Tunisie, Algérie : Plantu se plante le crayon dans l’œil !

par Paul Villach
jeudi 13 janvier 2011

Un dessin de Plantu paru dans Le Monde du 9/10 janvier 2011, est révélateur de l’odieuse représentation qu’un microcosme persuadé d’appartenir à l’élite éclairée de la terre, se fait du peuple de son propre pays. Les émeutes de Tunisie et d’Algérie en fournissent le prétexte de façon assez incompréhensible. Deux vignettes d’une ultra-courte bande dessinée campent dans un contraste les deux réactions successives que, selon Plantu, ces émeutes sont censées susciter chez les Français.

Une caricature d’une outrance inouïe
 
Par métonymies symboliques présentant une partie pour le tout avec vocation à représenter l’ensemble d’un groupe, un Français moyen est dans un plan d’ensemble mis en scène devant son poste de télévision. On ne saurait mieux exagérer sa caricature en exhumant les stéréotypes les plus éculés : on le voit assis en robe de chambre, charentaises et béret basque. Et comme si la stigmatisation du pantouflard franchouillard, à l’esprit aussi borné que son quartier, ne suffisait pas, un drapeau tricolore lui est planté dans le béret, histoire que le lecteur ne se trompe pas sur l’identité de l’épave étiquetée. Il lui manque la baguette sous le bras. Il a dû l’engloutir avant de se mettre devant le « 20 heures » ! 
 
Le même procédé, la métonymie symbolique, prétend traduire les situations tunisienne et algérienne : elles se résumeraient, selon Plantu, à un appel humanitaire.
 
- Dans la première vignette, un pauvre hère en haillons, bras levés, crève l’écran pour appeler au secours, sous le regard d’une tête à casquette de policier. L’effet est immédiat. Le Français moyen est saisi d’un réflexe de compassion : sur sa trogne coule une larme et de sa bouche s’échappe une plainte de commisération : « Les pauvres !...  »
 
- Dans la seconde vignette, le même appel humanitaire se fait plus pressant et précis. Le pauvre hère, toujours bras levés pour appeler au secours, est cette fois entouré de deux personnages dont une femme, chevelure voilée, et s’écrie : « On veut se réfugier en Europe !! ». Les métonymies de la stupeur et de la répulsion chassent aussitôt celles de la compassion chez le Français, qui, renversé dans son fauteuil jambes en l’air, éructe, gorge déployée, un borborygme de nausée : « ARGH !! ».
 
Les émeutes de Tunisie et d’Algérie dénaturées
 
Cette scène de farce fait-elle sourire ? L’humour tempèrerait-il la violence de la charge anti-française ? Que signifie d’autre ce que Le Monde appelle « Le regard de Plantu  », si ce n’est que le Français moyen ne ferait que feindre la solidarité envers les émeutiers tunisiens et algériens, puisqu’en dehors d’une compassion très convenue, ils ne seraient pas prêts à les accueillir sur leur sol ?

◆ ◆ ◆ ◆ ◆ ◆ ◆

### Consigne:
Poursuivez l'article ci-dessus sur le dessin de Plantu, en reprenant juste après sa dernière phrase.

### Extrait des données:
◆ ◆ ◆ ◆ ◆ ◆ ◆

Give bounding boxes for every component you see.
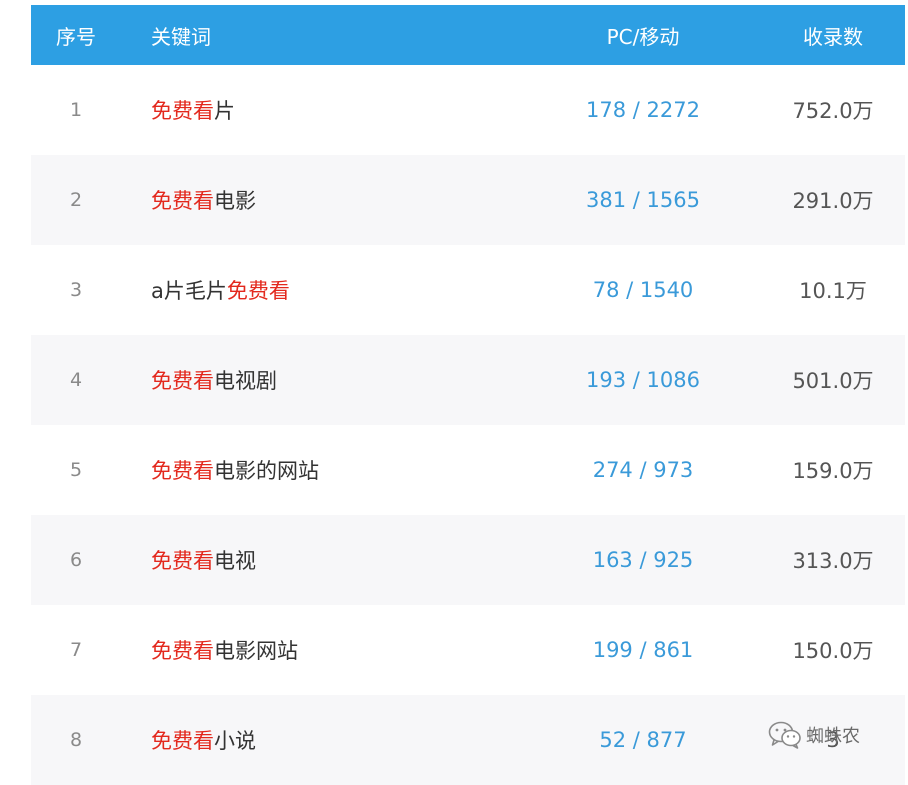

◆ ◆ ◆ ◆ ◆ ◆ ◆

### Résultat de l'exercice:
 
Mais est-ce en ces termes que se posent les crises que vivent aujourd’hui la Tunisie et l’Algérie ? La solution d’une émigration en Europe préconisée par Plantu est-elle envisagée par les intéressés ? Est-elle même souhaitable ? Non, évidemment ! Les émeutiers protestent contre une situation socio-politique qui les prive d’avenir et même de présent, une minorité accaparant pouvoir et richesses depuis des années.
 
La parti pris de Plantu par mise hors-contexte grossière
 
En revanche, Plantu saisit l’occasion de ces émeutes pour dénigrer gratuitement le Français moyen dont l’altruisme ne serait qu’apparent et l’égoïsme sa nature. Mais il lui faut pour parvenir à ses fins maquiller la réalité en pratiquant une mise hors-contexte grossière :
- en en faisant un leurre d’appel humanitaire, il dénature, d’une part, les objectifs des émeutiers dont la solution à leurs problèmes n’est sûrement pas l’émigration en Europe, mais une vie décente dans leur propre pays, si beau qu’il est une destination touristique très prisée !
- D’autre part, il jette l’opprobre sur les Français en leur prêtant des sentiments qui frisent la xénophobie devant nouvelle vague d’immigration purement imaginaire.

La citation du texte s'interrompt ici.